(Chart and figure data)
►

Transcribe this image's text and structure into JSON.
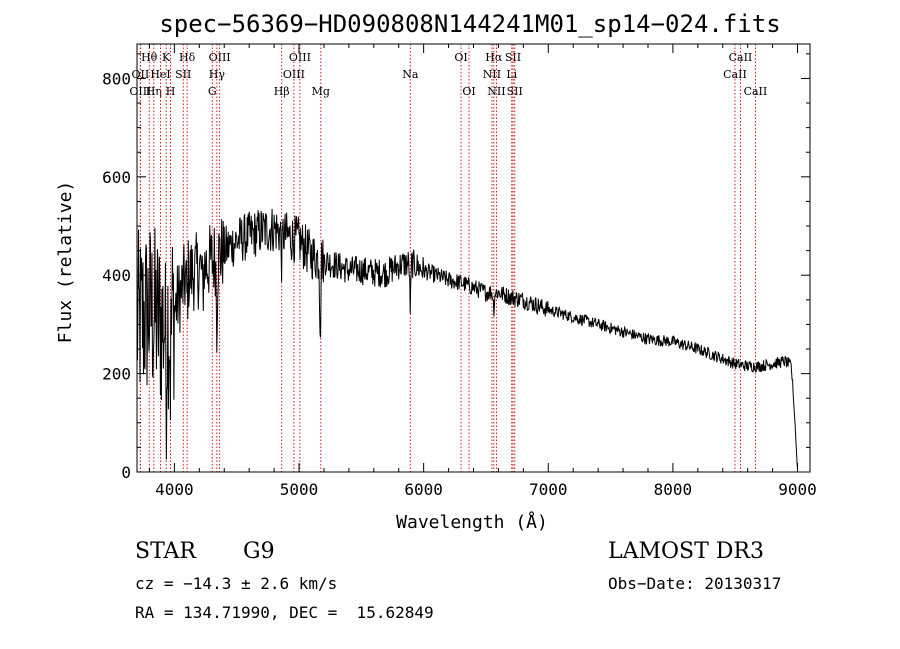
{
  "chart_data": {
    "type": "line",
    "title": "spec−56369−HD090808N144241M01_sp14−024.fits",
    "xlabel": "Wavelength (Å)",
    "ylabel": "Flux (relative)",
    "xlim": [
      3700,
      9100
    ],
    "ylim": [
      0,
      870
    ],
    "xticks": [
      4000,
      5000,
      6000,
      7000,
      8000,
      9000
    ],
    "yticks": [
      0,
      200,
      400,
      600,
      800
    ],
    "line_color": "#000000",
    "marker_color": "#cc0000",
    "grid": false,
    "legend": "none",
    "spectral_lines": [
      {
        "label": "Hθ",
        "wavelength": 3798,
        "row": 0
      },
      {
        "label": "OII",
        "wavelength": 3727,
        "row": 1
      },
      {
        "label": "OIII",
        "wavelength": 3727,
        "row": 2
      },
      {
        "label": "Hη",
        "wavelength": 3835,
        "row": 2
      },
      {
        "label": "K",
        "wavelength": 3934,
        "row": 0
      },
      {
        "label": "HeI",
        "wavelength": 3889,
        "row": 1
      },
      {
        "label": "SII",
        "wavelength": 4071,
        "row": 1
      },
      {
        "label": "H",
        "wavelength": 3969,
        "row": 2
      },
      {
        "label": "Hδ",
        "wavelength": 4102,
        "row": 0
      },
      {
        "label": "OIII",
        "wavelength": 4363,
        "row": 0
      },
      {
        "label": "Hγ",
        "wavelength": 4341,
        "row": 1
      },
      {
        "label": "G",
        "wavelength": 4304,
        "row": 2
      },
      {
        "label": "Hβ",
        "wavelength": 4861,
        "row": 2
      },
      {
        "label": "OIII",
        "wavelength": 5007,
        "row": 0
      },
      {
        "label": "OIII",
        "wavelength": 4959,
        "row": 1
      },
      {
        "label": "Mg",
        "wavelength": 5175,
        "row": 2
      },
      {
        "label": "Na",
        "wavelength": 5893,
        "row": 1
      },
      {
        "label": "OI",
        "wavelength": 6300,
        "row": 0
      },
      {
        "label": "OI",
        "wavelength": 6364,
        "row": 2
      },
      {
        "label": "Hα",
        "wavelength": 6563,
        "row": 0
      },
      {
        "label": "NII",
        "wavelength": 6548,
        "row": 1
      },
      {
        "label": "NII",
        "wavelength": 6584,
        "row": 2
      },
      {
        "label": "SII",
        "wavelength": 6717,
        "row": 0
      },
      {
        "label": "Li",
        "wavelength": 6707,
        "row": 1
      },
      {
        "label": "SII",
        "wavelength": 6731,
        "row": 2
      },
      {
        "label": "CaII",
        "wavelength": 8542,
        "row": 0
      },
      {
        "label": "CaII",
        "wavelength": 8498,
        "row": 1
      },
      {
        "label": "CaII",
        "wavelength": 8662,
        "row": 2
      }
    ],
    "continuum": {
      "wavelength": [
        3700,
        3800,
        3900,
        4000,
        4100,
        4200,
        4300,
        4400,
        4500,
        4600,
        4700,
        4800,
        4900,
        5000,
        5100,
        5200,
        5300,
        5400,
        5500,
        5600,
        5700,
        5800,
        5900,
        6000,
        6100,
        6200,
        6300,
        6400,
        6500,
        6600,
        6700,
        6800,
        6900,
        7000,
        7200,
        7400,
        7600,
        7800,
        8000,
        8200,
        8400,
        8500,
        8600,
        8700,
        8800,
        8900,
        8950,
        8980,
        9000
      ],
      "flux": [
        300,
        330,
        300,
        330,
        400,
        410,
        430,
        450,
        470,
        480,
        490,
        495,
        480,
        470,
        440,
        430,
        420,
        410,
        410,
        405,
        405,
        420,
        425,
        410,
        400,
        390,
        385,
        375,
        365,
        365,
        355,
        350,
        340,
        330,
        315,
        300,
        285,
        270,
        265,
        250,
        230,
        220,
        215,
        215,
        220,
        225,
        215,
        100,
        0
      ]
    },
    "absorption_features": [
      {
        "wavelength": 3934,
        "depth": 130
      },
      {
        "wavelength": 3969,
        "depth": 120
      },
      {
        "wavelength": 4102,
        "depth": 60
      },
      {
        "wavelength": 4227,
        "depth": 60
      },
      {
        "wavelength": 4340,
        "depth": 130
      },
      {
        "wavelength": 4861,
        "depth": 60
      },
      {
        "wavelength": 5170,
        "depth": 150
      },
      {
        "wavelength": 5893,
        "depth": 100
      },
      {
        "wavelength": 6563,
        "depth": 35
      }
    ]
  },
  "info": {
    "class_label": "STAR",
    "subclass": "G9",
    "survey": "LAMOST DR3",
    "cz": "cz = −14.3 ± 2.6 km/s",
    "obs_date": "Obs−Date: 20130317",
    "coords": "RA = 134.71990, DEC =  15.62849"
  }
}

◄

### Written request
Take the entries shown above and quote them verbatim, passing over the pictures.

### In response
Transcribe this image's text and structure into JSON.
{
  "chart_data": {
    "type": "line",
    "title": "spec−56369−HD090808N144241M01_sp14−024.fits",
    "xlabel": "Wavelength (Å)",
    "ylabel": "Flux (relative)",
    "xlim": [
      3700,
      9100
    ],
    "ylim": [
      0,
      870
    ],
    "xticks": [
      4000,
      5000,
      6000,
      7000,
      8000,
      9000
    ],
    "yticks": [
      0,
      200,
      400,
      600,
      800
    ],
    "line_color": "#000000",
    "marker_color": "#cc0000",
    "grid": false,
    "legend": "none",
    "spectral_lines": [
      {
        "label": "Hθ",
        "wavelength": 3798,
        "row": 0
      },
      {
        "label": "OII",
        "wavelength": 3727,
        "row": 1
      },
      {
        "label": "OIII",
        "wavelength": 3727,
        "row": 2
      },
      {
        "label": "Hη",
        "wavelength": 3835,
        "row": 2
      },
      {
        "label": "K",
        "wavelength": 3934,
        "row": 0
      },
      {
        "label": "HeI",
        "wavelength": 3889,
        "row": 1
      },
      {
        "label": "SII",
        "wavelength": 4071,
        "row": 1
      },
      {
        "label": "H",
        "wavelength": 3969,
        "row": 2
      },
      {
        "label": "Hδ",
        "wavelength": 4102,
        "row": 0
      },
      {
        "label": "OIII",
        "wavelength": 4363,
        "row": 0
      },
      {
        "label": "Hγ",
        "wavelength": 4341,
        "row": 1
      },
      {
        "label": "G",
        "wavelength": 4304,
        "row": 2
      },
      {
        "label": "Hβ",
        "wavelength": 4861,
        "row": 2
      },
      {
        "label": "OIII",
        "wavelength": 5007,
        "row": 0
      },
      {
        "label": "OIII",
        "wavelength": 4959,
        "row": 1
      },
      {
        "label": "Mg",
        "wavelength": 5175,
        "row": 2
      },
      {
        "label": "Na",
        "wavelength": 5893,
        "row": 1
      },
      {
        "label": "OI",
        "wavelength": 6300,
        "row": 0
      },
      {
        "label": "OI",
        "wavelength": 6364,
        "row": 2
      },
      {
        "label": "Hα",
        "wavelength": 6563,
        "row": 0
      },
      {
        "label": "NII",
        "wavelength": 6548,
        "row": 1
      },
      {
        "label": "NII",
        "wavelength": 6584,
        "row": 2
      },
      {
        "label": "SII",
        "wavelength": 6717,
        "row": 0
      },
      {
        "label": "Li",
        "wavelength": 6707,
        "row": 1
      },
      {
        "label": "SII",
        "wavelength": 6731,
        "row": 2
      },
      {
        "label": "CaII",
        "wavelength": 8542,
        "row": 0
      },
      {
        "label": "CaII",
        "wavelength": 8498,
        "row": 1
      },
      {
        "label": "CaII",
        "wavelength": 8662,
        "row": 2
      }
    ],
    "continuum": {
      "wavelength": [
        3700,
        3800,
        3900,
        4000,
        4100,
        4200,
        4300,
        4400,
        4500,
        4600,
        4700,
        4800,
        4900,
        5000,
        5100,
        5200,
        5300,
        5400,
        5500,
        5600,
        5700,
        5800,
        5900,
        6000,
        6100,
        6200,
        6300,
        6400,
        6500,
        6600,
        6700,
        6800,
        6900,
        7000,
        7200,
        7400,
        7600,
        7800,
        8000,
        8200,
        8400,
        8500,
        8600,
        8700,
        8800,
        8900,
        8950,
        8980,
        9000
      ],
      "flux": [
        300,
        330,
        300,
        330,
        400,
        410,
        430,
        450,
        470,
        480,
        490,
        495,
        480,
        470,
        440,
        430,
        420,
        410,
        410,
        405,
        405,
        420,
        425,
        410,
        400,
        390,
        385,
        375,
        365,
        365,
        355,
        350,
        340,
        330,
        315,
        300,
        285,
        270,
        265,
        250,
        230,
        220,
        215,
        215,
        220,
        225,
        215,
        100,
        0
      ]
    },
    "absorption_features": [
      {
        "wavelength": 3934,
        "depth": 130
      },
      {
        "wavelength": 3969,
        "depth": 120
      },
      {
        "wavelength": 4102,
        "depth": 60
      },
      {
        "wavelength": 4227,
        "depth": 60
      },
      {
        "wavelength": 4340,
        "depth": 130
      },
      {
        "wavelength": 4861,
        "depth": 60
      },
      {
        "wavelength": 5170,
        "depth": 150
      },
      {
        "wavelength": 5893,
        "depth": 100
      },
      {
        "wavelength": 6563,
        "depth": 35
      }
    ]
  },
  "info": {
    "class_label": "STAR",
    "subclass": "G9",
    "survey": "LAMOST DR3",
    "cz": "cz = −14.3 ± 2.6 km/s",
    "obs_date": "Obs−Date: 20130317",
    "coords": "RA = 134.71990, DEC =  15.62849"
  }
}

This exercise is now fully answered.